Quote all of the entries word for word.

____

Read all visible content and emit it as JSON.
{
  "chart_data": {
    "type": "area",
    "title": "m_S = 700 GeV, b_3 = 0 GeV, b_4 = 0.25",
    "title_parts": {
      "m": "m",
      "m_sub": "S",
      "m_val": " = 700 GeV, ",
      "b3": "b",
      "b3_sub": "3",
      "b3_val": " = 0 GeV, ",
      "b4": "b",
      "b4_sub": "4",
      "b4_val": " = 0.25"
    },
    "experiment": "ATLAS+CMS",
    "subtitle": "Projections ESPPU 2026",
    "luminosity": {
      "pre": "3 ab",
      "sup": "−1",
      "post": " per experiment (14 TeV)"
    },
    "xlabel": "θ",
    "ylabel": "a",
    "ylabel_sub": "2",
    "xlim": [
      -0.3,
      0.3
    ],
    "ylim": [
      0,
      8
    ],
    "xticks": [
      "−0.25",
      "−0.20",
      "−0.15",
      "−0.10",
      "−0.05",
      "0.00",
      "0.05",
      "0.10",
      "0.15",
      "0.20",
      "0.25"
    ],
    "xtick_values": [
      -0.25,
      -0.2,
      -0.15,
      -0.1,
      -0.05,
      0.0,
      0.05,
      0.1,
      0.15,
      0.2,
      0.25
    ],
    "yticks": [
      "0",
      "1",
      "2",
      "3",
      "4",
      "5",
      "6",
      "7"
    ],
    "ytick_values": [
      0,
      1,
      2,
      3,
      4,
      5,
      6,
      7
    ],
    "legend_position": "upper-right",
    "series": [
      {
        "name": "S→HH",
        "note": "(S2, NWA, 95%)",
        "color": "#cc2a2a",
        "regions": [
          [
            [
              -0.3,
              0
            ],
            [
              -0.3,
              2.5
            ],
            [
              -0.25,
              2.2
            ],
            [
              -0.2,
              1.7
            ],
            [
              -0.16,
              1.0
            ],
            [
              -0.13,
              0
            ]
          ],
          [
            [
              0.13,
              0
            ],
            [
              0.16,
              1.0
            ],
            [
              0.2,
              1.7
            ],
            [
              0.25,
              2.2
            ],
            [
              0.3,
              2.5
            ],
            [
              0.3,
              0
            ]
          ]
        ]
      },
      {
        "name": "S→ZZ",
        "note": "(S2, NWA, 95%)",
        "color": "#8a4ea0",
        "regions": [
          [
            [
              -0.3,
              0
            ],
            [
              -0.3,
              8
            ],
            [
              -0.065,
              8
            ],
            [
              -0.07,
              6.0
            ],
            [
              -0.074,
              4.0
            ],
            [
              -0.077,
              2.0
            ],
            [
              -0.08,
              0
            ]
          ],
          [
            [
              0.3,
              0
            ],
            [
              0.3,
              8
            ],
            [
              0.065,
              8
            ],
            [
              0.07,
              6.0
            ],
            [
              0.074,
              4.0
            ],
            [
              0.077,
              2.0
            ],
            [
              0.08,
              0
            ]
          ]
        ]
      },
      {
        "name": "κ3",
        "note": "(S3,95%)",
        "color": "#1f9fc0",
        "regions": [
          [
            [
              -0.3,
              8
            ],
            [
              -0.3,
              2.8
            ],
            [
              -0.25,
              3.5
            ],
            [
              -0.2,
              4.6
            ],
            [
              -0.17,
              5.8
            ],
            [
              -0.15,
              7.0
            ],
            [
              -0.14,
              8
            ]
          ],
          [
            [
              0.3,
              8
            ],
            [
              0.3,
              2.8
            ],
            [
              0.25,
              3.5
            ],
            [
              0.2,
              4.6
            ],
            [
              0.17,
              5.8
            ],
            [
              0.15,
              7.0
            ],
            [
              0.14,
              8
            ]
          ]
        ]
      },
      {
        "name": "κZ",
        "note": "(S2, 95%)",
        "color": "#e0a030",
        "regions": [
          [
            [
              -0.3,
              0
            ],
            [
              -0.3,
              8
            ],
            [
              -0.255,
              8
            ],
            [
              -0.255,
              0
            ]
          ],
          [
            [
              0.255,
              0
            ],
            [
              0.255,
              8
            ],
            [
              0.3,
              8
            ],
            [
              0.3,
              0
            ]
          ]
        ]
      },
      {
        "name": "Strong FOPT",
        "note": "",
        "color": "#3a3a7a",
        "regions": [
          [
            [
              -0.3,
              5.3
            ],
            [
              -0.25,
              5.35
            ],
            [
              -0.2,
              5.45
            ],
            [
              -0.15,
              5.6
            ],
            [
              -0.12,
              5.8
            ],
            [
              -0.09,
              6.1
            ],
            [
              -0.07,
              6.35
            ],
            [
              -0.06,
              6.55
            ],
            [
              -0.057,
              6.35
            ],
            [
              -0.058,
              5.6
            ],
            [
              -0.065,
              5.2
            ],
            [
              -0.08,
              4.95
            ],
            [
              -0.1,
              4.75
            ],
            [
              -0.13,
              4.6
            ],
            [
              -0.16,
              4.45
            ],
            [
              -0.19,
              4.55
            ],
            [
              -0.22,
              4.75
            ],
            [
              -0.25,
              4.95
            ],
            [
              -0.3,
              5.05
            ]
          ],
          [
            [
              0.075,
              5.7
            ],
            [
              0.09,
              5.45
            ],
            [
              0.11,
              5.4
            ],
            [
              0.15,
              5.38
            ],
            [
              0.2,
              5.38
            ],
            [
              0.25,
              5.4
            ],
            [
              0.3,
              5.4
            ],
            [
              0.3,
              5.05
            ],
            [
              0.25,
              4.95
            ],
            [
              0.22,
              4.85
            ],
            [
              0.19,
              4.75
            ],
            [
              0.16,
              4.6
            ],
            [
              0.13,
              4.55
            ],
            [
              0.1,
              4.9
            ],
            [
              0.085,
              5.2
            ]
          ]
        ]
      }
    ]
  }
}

____

COMPLETE OUTPUT ->
Read all visible content and emit it as JSON.
{
  "chart_data": {
    "type": "area",
    "title": "m_S = 700 GeV, b_3 = 0 GeV, b_4 = 0.25",
    "title_parts": {
      "m": "m",
      "m_sub": "S",
      "m_val": " = 700 GeV, ",
      "b3": "b",
      "b3_sub": "3",
      "b3_val": " = 0 GeV, ",
      "b4": "b",
      "b4_sub": "4",
      "b4_val": " = 0.25"
    },
    "experiment": "ATLAS+CMS",
    "subtitle": "Projections ESPPU 2026",
    "luminosity": {
      "pre": "3 ab",
      "sup": "−1",
      "post": " per experiment (14 TeV)"
    },
    "xlabel": "θ",
    "ylabel": "a",
    "ylabel_sub": "2",
    "xlim": [
      -0.3,
      0.3
    ],
    "ylim": [
      0,
      8
    ],
    "xticks": [
      "−0.25",
      "−0.20",
      "−0.15",
      "−0.10",
      "−0.05",
      "0.00",
      "0.05",
      "0.10",
      "0.15",
      "0.20",
      "0.25"
    ],
    "xtick_values": [
      -0.25,
      -0.2,
      -0.15,
      -0.1,
      -0.05,
      0.0,
      0.05,
      0.1,
      0.15,
      0.2,
      0.25
    ],
    "yticks": [
      "0",
      "1",
      "2",
      "3",
      "4",
      "5",
      "6",
      "7"
    ],
    "ytick_values": [
      0,
      1,
      2,
      3,
      4,
      5,
      6,
      7
    ],
    "legend_position": "upper-right",
    "series": [
      {
        "name": "S→HH",
        "note": "(S2, NWA, 95%)",
        "color": "#cc2a2a",
        "regions": [
          [
            [
              -0.3,
              0
            ],
            [
              -0.3,
              2.5
            ],
            [
              -0.25,
              2.2
            ],
            [
              -0.2,
              1.7
            ],
            [
              -0.16,
              1.0
            ],
            [
              -0.13,
              0
            ]
          ],
          [
            [
              0.13,
              0
            ],
            [
              0.16,
              1.0
            ],
            [
              0.2,
              1.7
            ],
            [
              0.25,
              2.2
            ],
            [
              0.3,
              2.5
            ],
            [
              0.3,
              0
            ]
          ]
        ]
      },
      {
        "name": "S→ZZ",
        "note": "(S2, NWA, 95%)",
        "color": "#8a4ea0",
        "regions": [
          [
            [
              -0.3,
              0
            ],
            [
              -0.3,
              8
            ],
            [
              -0.065,
              8
            ],
            [
              -0.07,
              6.0
            ],
            [
              -0.074,
              4.0
            ],
            [
              -0.077,
              2.0
            ],
            [
              -0.08,
              0
            ]
          ],
          [
            [
              0.3,
              0
            ],
            [
              0.3,
              8
            ],
            [
              0.065,
              8
            ],
            [
              0.07,
              6.0
            ],
            [
              0.074,
              4.0
            ],
            [
              0.077,
              2.0
            ],
            [
              0.08,
              0
            ]
          ]
        ]
      },
      {
        "name": "κ3",
        "note": "(S3,95%)",
        "color": "#1f9fc0",
        "regions": [
          [
            [
              -0.3,
              8
            ],
            [
              -0.3,
              2.8
            ],
            [
              -0.25,
              3.5
            ],
            [
              -0.2,
              4.6
            ],
            [
              -0.17,
              5.8
            ],
            [
              -0.15,
              7.0
            ],
            [
              -0.14,
              8
            ]
          ],
          [
            [
              0.3,
              8
            ],
            [
              0.3,
              2.8
            ],
            [
              0.25,
              3.5
            ],
            [
              0.2,
              4.6
            ],
            [
              0.17,
              5.8
            ],
            [
              0.15,
              7.0
            ],
            [
              0.14,
              8
            ]
          ]
        ]
      },
      {
        "name": "κZ",
        "note": "(S2, 95%)",
        "color": "#e0a030",
        "regions": [
          [
            [
              -0.3,
              0
            ],
            [
              -0.3,
              8
            ],
            [
              -0.255,
              8
            ],
            [
              -0.255,
              0
            ]
          ],
          [
            [
              0.255,
              0
            ],
            [
              0.255,
              8
            ],
            [
              0.3,
              8
            ],
            [
              0.3,
              0
            ]
          ]
        ]
      },
      {
        "name": "Strong FOPT",
        "note": "",
        "color": "#3a3a7a",
        "regions": [
          [
            [
              -0.3,
              5.3
            ],
            [
              -0.25,
              5.35
            ],
            [
              -0.2,
              5.45
            ],
            [
              -0.15,
              5.6
            ],
            [
              -0.12,
              5.8
            ],
            [
              -0.09,
              6.1
            ],
            [
              -0.07,
              6.35
            ],
            [
              -0.06,
              6.55
            ],
            [
              -0.057,
              6.35
            ],
            [
              -0.058,
              5.6
            ],
            [
              -0.065,
              5.2
            ],
            [
              -0.08,
              4.95
            ],
            [
              -0.1,
              4.75
            ],
            [
              -0.13,
              4.6
            ],
            [
              -0.16,
              4.45
            ],
            [
              -0.19,
              4.55
            ],
            [
              -0.22,
              4.75
            ],
            [
              -0.25,
              4.95
            ],
            [
              -0.3,
              5.05
            ]
          ],
          [
            [
              0.075,
              5.7
            ],
            [
              0.09,
              5.45
            ],
            [
              0.11,
              5.4
            ],
            [
              0.15,
              5.38
            ],
            [
              0.2,
              5.38
            ],
            [
              0.25,
              5.4
            ],
            [
              0.3,
              5.4
            ],
            [
              0.3,
              5.05
            ],
            [
              0.25,
              4.95
            ],
            [
              0.22,
              4.85
            ],
            [
              0.19,
              4.75
            ],
            [
              0.16,
              4.6
            ],
            [
              0.13,
              4.55
            ],
            [
              0.1,
              4.9
            ],
            [
              0.085,
              5.2
            ]
          ]
        ]
      }
    ]
  }
}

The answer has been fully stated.